(Stored items from a collection):
#####
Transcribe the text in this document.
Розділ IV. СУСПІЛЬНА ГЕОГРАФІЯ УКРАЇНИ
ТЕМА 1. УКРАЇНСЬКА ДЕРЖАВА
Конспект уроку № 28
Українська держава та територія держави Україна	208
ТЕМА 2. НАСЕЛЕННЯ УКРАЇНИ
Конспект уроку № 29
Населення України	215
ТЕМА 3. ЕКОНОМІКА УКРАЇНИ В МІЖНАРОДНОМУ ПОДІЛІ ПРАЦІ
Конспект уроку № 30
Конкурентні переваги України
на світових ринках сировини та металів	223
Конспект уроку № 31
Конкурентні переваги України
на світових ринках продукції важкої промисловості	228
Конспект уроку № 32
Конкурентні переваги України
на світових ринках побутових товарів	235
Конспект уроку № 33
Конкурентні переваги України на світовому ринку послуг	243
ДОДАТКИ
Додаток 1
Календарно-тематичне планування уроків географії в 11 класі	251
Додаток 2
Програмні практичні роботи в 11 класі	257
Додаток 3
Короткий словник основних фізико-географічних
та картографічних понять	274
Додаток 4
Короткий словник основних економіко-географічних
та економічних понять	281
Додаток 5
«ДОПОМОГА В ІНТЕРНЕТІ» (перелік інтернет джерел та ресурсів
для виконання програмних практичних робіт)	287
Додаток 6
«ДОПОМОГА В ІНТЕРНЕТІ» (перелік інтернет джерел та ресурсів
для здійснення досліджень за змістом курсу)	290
#####
(What needs to be done):
Report each line in the data that holds the word "понять".

(Exercise answer):
та картографічних понять	274
та економічних понять	281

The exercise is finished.